Dataset items
---+---

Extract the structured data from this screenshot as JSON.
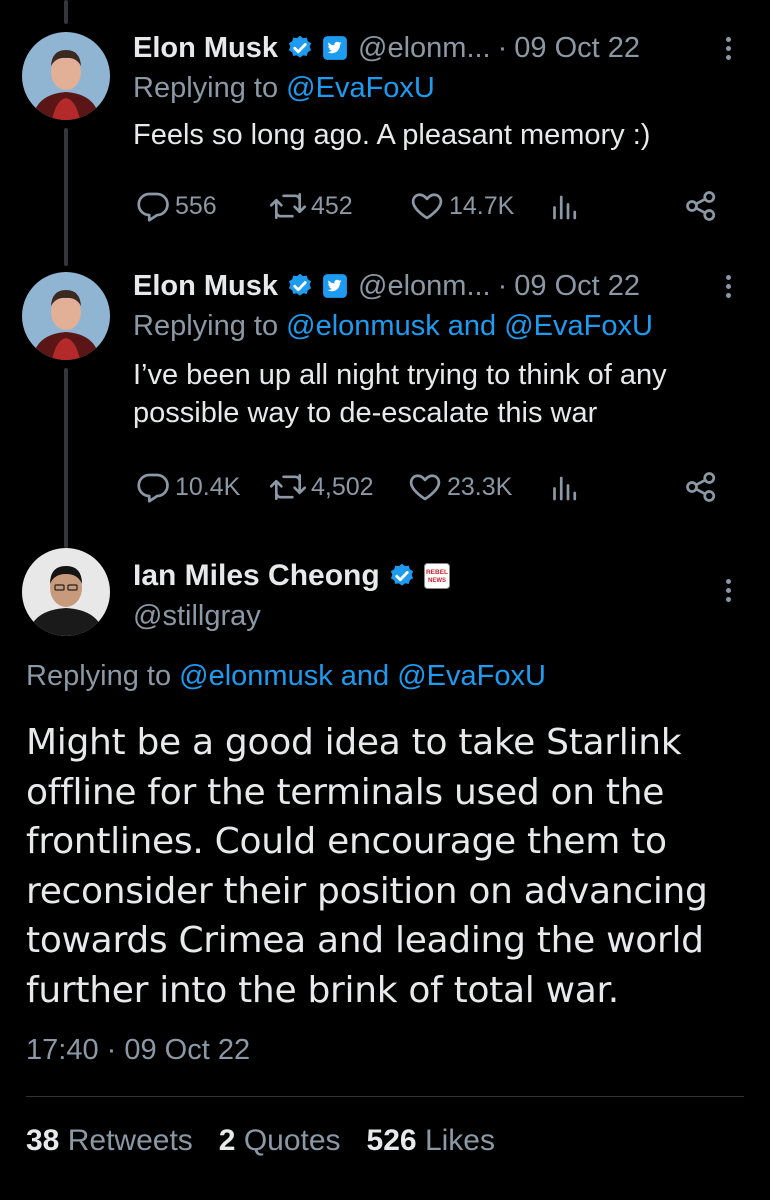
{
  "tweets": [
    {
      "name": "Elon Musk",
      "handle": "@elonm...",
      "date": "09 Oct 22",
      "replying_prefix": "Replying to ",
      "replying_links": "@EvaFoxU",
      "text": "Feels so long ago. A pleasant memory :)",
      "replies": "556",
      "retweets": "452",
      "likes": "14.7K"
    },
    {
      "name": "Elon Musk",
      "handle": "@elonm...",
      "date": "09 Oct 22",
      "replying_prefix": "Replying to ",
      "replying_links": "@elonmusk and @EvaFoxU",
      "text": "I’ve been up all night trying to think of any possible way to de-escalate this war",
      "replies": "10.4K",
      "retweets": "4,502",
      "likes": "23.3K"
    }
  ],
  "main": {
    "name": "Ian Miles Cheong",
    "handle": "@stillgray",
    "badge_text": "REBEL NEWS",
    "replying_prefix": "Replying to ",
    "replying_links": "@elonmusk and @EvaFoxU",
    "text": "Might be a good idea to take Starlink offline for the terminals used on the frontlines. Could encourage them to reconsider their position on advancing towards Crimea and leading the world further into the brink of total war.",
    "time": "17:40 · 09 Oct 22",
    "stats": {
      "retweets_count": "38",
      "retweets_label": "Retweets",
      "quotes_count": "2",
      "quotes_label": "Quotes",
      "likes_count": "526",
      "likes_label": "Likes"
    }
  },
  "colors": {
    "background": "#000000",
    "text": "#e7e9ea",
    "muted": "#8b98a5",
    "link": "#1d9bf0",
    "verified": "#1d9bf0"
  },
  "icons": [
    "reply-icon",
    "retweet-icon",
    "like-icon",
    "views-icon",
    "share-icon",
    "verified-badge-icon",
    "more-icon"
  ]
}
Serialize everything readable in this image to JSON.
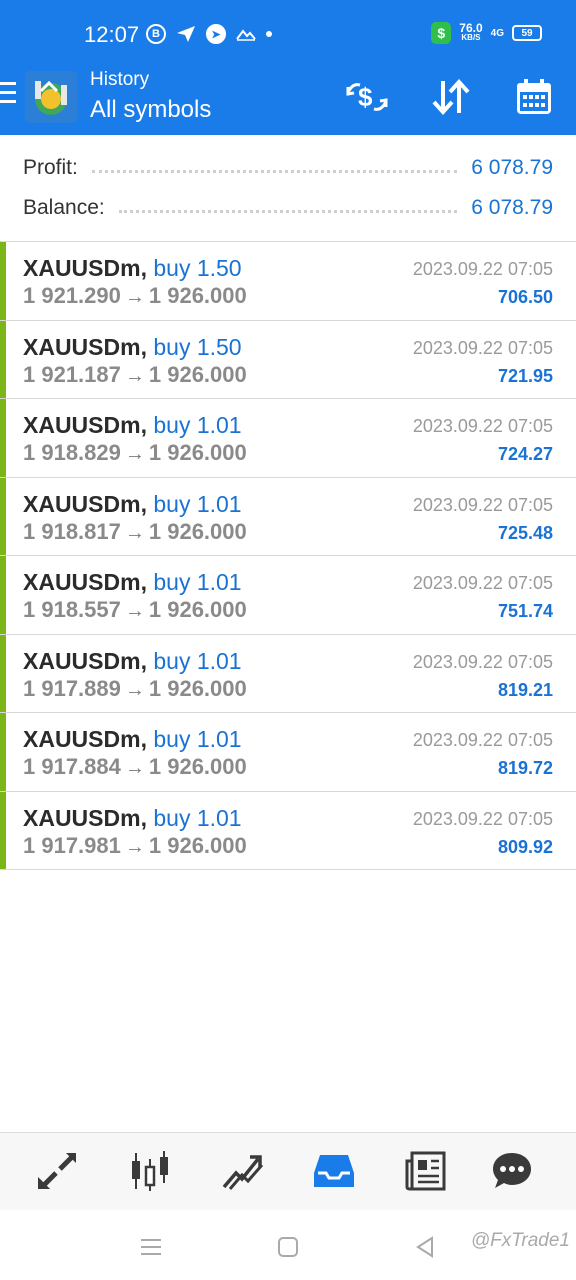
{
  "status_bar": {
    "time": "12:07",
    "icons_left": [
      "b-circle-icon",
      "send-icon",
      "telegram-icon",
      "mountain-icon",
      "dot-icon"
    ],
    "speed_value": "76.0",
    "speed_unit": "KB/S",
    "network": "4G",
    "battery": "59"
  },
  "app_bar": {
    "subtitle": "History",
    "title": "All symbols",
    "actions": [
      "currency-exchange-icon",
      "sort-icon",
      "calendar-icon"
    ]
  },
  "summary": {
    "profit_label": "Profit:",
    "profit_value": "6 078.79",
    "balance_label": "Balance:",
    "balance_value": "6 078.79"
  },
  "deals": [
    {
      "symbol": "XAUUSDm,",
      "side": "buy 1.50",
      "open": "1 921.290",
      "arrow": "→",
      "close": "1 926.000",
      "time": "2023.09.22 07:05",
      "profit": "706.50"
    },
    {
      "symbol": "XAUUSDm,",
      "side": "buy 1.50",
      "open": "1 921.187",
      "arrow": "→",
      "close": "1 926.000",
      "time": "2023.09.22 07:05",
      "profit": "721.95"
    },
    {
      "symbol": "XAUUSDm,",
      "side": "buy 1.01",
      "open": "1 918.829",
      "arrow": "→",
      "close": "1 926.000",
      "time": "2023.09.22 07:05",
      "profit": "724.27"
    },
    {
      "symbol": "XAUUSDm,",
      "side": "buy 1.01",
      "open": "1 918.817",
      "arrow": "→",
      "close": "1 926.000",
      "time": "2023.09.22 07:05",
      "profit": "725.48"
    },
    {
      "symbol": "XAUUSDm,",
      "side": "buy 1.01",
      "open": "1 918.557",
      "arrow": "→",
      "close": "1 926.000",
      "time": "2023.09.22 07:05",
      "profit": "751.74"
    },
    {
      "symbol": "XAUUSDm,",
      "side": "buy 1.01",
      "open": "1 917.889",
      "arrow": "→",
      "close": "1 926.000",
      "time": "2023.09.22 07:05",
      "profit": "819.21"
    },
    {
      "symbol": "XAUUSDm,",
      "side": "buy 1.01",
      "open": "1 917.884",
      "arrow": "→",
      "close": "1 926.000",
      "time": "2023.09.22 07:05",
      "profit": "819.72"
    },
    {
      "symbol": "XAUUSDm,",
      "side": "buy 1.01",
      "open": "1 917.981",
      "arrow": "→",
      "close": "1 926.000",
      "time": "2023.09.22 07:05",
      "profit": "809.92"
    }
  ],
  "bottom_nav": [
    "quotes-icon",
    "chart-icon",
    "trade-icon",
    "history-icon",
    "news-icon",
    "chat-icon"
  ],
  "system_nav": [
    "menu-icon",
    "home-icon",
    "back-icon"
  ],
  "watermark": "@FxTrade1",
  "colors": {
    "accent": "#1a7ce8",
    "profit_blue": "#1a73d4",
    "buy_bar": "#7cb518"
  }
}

---+---

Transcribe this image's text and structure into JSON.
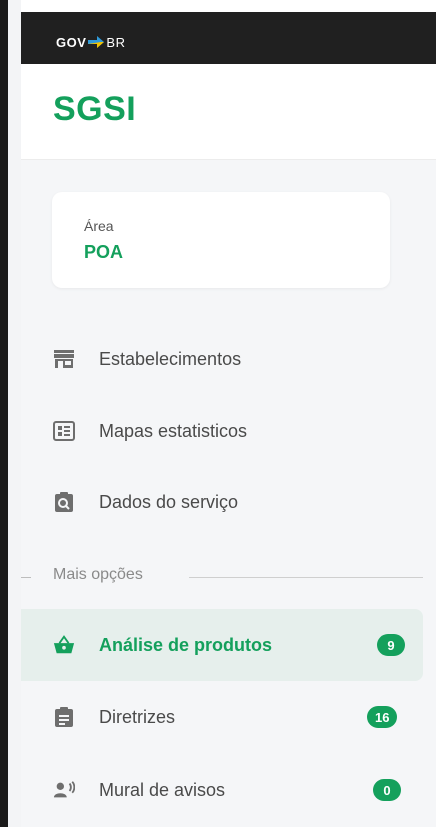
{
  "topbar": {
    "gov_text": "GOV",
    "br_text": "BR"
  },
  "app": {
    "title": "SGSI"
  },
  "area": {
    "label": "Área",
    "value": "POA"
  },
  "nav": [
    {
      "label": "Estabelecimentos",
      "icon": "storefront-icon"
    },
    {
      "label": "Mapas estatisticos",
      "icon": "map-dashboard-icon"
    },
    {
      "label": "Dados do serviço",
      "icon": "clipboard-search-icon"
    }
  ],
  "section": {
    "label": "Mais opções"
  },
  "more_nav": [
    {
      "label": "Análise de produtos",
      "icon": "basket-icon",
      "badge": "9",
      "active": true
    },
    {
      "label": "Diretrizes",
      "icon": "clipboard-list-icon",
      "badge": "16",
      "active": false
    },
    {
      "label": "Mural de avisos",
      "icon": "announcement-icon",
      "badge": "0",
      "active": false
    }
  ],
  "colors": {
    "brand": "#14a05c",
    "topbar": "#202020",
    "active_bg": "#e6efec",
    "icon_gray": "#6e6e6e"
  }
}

---+---

Written task →
Across the entries above, how many lines contain "elonmusk"? Provide only the count.

Task output →
2